Exercise requirements. For the material that follows, list every line containing the word "spijsvertering".

Source data.
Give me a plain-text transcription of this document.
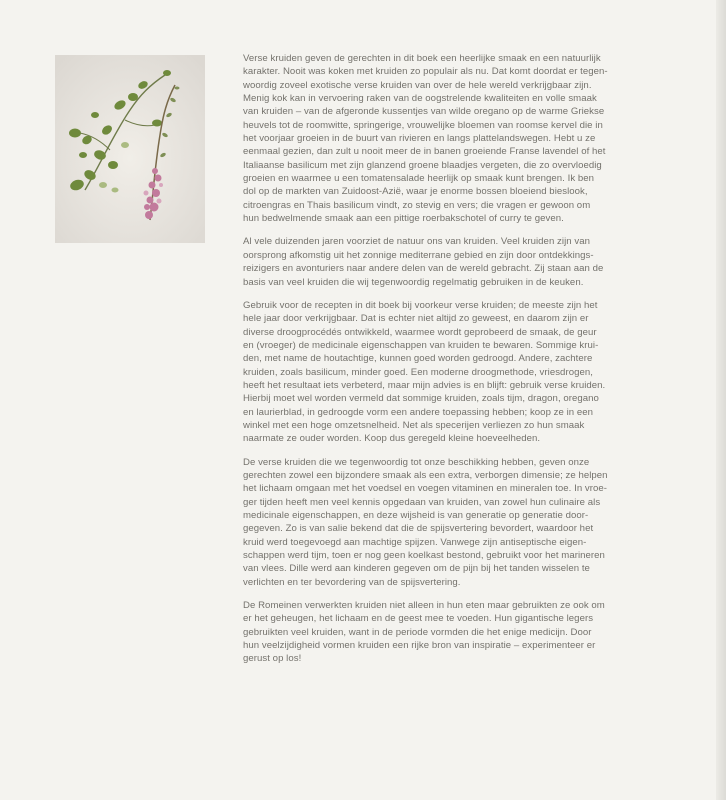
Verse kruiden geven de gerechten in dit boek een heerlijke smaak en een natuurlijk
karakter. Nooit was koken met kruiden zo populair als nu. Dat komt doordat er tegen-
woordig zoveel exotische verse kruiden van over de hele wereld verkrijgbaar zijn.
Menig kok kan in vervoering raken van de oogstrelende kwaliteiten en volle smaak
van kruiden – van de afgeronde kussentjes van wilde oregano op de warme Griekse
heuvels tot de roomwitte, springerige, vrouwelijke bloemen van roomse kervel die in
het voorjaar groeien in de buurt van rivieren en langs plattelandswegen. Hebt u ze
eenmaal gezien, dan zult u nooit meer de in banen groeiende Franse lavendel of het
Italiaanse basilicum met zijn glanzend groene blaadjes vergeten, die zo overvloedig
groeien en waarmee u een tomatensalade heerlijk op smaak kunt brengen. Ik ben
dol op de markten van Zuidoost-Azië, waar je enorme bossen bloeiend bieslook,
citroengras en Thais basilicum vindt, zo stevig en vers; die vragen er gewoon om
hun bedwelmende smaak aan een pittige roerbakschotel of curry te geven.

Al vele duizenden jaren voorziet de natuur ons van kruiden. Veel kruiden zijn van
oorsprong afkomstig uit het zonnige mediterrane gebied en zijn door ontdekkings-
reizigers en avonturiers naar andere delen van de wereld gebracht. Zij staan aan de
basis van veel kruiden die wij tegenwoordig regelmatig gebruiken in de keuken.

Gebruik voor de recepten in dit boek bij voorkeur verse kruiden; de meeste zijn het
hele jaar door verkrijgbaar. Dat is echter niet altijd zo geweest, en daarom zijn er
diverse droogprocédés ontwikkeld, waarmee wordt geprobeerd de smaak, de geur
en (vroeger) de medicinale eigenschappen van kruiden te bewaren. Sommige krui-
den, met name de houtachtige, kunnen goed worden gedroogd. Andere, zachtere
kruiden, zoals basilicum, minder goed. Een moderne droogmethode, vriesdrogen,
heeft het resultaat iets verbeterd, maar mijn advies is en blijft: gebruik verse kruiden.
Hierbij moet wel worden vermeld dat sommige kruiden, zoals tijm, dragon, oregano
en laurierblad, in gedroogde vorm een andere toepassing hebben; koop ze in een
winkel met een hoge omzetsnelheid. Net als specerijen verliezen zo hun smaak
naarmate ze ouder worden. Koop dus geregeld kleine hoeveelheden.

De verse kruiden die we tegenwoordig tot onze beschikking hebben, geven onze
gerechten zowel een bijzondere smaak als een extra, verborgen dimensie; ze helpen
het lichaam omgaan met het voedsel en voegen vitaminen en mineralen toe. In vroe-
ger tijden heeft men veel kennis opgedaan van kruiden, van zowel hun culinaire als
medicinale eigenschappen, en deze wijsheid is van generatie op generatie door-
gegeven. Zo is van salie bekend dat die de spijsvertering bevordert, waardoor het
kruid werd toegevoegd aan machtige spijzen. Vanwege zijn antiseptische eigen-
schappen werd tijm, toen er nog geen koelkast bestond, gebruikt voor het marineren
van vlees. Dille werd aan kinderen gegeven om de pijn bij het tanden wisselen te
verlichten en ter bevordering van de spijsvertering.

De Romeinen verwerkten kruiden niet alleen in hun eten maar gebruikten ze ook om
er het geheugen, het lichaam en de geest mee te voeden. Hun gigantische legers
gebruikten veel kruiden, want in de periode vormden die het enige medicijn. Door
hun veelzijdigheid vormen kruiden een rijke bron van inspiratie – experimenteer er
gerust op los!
--
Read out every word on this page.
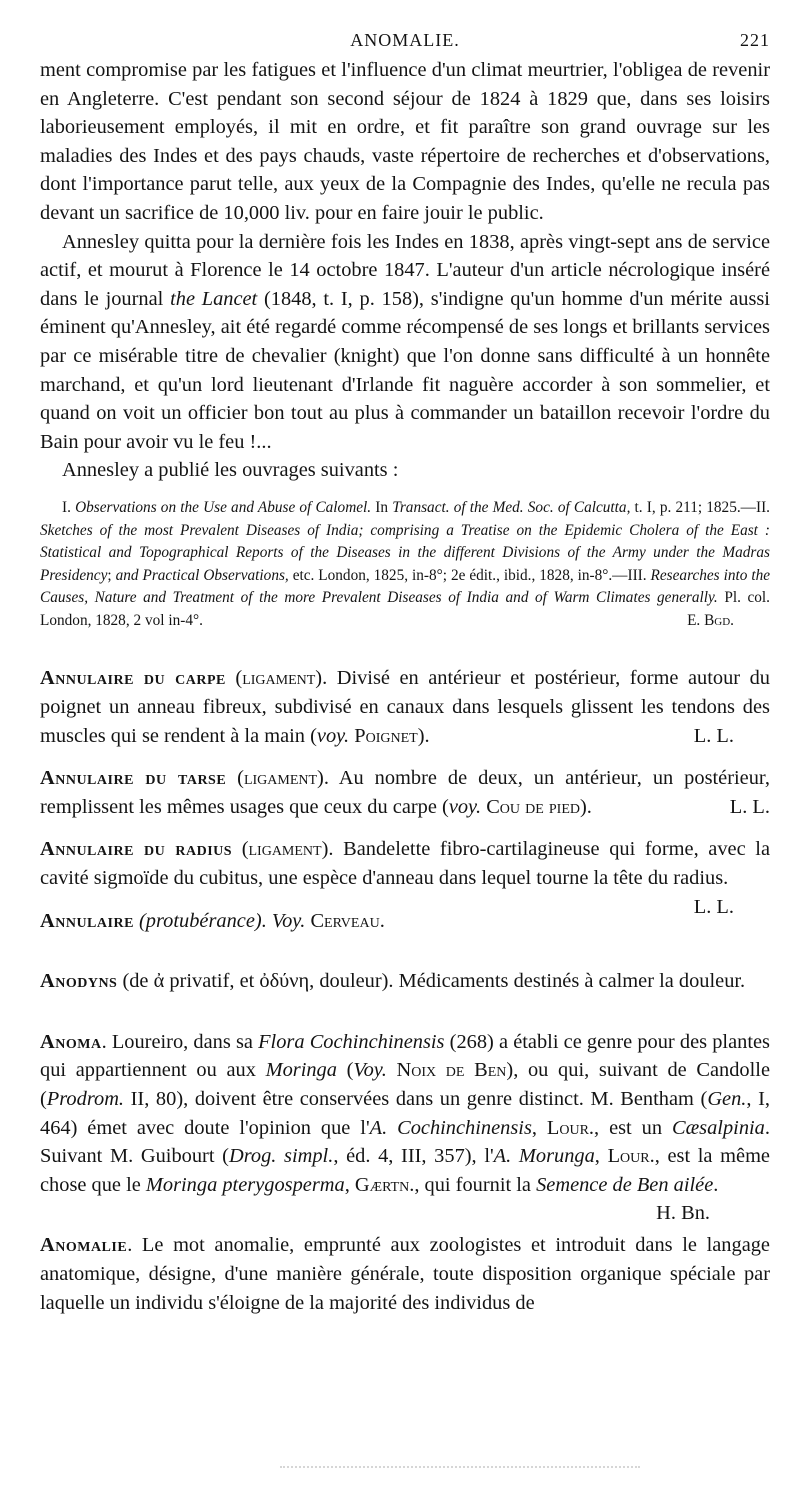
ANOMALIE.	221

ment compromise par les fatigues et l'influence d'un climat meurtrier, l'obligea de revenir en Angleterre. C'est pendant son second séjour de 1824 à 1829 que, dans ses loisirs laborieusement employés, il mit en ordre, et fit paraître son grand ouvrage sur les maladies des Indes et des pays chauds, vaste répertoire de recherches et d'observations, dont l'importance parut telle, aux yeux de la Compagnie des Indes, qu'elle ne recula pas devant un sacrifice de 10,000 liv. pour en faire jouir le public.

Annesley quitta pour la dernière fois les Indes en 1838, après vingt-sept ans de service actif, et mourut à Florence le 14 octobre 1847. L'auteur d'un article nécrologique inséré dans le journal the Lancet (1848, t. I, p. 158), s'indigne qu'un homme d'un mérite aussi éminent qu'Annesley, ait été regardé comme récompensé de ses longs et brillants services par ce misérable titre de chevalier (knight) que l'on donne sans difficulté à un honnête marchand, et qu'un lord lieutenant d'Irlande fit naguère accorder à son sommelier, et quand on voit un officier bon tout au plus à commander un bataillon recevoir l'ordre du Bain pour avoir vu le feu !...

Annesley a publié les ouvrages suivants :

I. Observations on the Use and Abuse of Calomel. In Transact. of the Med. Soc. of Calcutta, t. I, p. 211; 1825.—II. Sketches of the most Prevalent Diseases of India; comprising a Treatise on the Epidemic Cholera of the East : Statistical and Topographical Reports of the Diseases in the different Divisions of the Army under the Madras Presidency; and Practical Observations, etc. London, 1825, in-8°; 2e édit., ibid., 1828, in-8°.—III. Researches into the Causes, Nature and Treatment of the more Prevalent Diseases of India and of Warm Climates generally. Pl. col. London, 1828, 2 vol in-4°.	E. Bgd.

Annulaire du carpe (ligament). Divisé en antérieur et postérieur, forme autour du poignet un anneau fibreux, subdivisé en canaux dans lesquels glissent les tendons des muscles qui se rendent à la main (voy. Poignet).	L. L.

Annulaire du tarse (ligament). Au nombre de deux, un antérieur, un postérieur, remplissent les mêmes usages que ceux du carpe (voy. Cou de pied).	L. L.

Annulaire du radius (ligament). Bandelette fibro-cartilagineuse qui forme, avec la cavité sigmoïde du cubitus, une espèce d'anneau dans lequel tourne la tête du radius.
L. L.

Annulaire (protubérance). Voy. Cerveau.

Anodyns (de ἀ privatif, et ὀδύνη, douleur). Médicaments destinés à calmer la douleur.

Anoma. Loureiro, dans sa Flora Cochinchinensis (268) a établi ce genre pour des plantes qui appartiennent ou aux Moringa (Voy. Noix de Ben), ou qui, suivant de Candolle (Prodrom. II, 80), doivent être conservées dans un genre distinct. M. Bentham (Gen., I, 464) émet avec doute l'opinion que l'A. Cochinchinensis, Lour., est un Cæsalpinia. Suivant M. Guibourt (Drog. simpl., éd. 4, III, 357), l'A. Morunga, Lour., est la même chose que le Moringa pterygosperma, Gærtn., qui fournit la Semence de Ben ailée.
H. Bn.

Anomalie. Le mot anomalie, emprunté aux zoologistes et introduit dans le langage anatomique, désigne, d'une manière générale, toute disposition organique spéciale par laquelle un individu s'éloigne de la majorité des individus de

Task solution.
gegeven. Zo is van salie bekend dat die de spijsvertering bevordert, waardoor het
verlichten en ter bevordering van de spijsvertering.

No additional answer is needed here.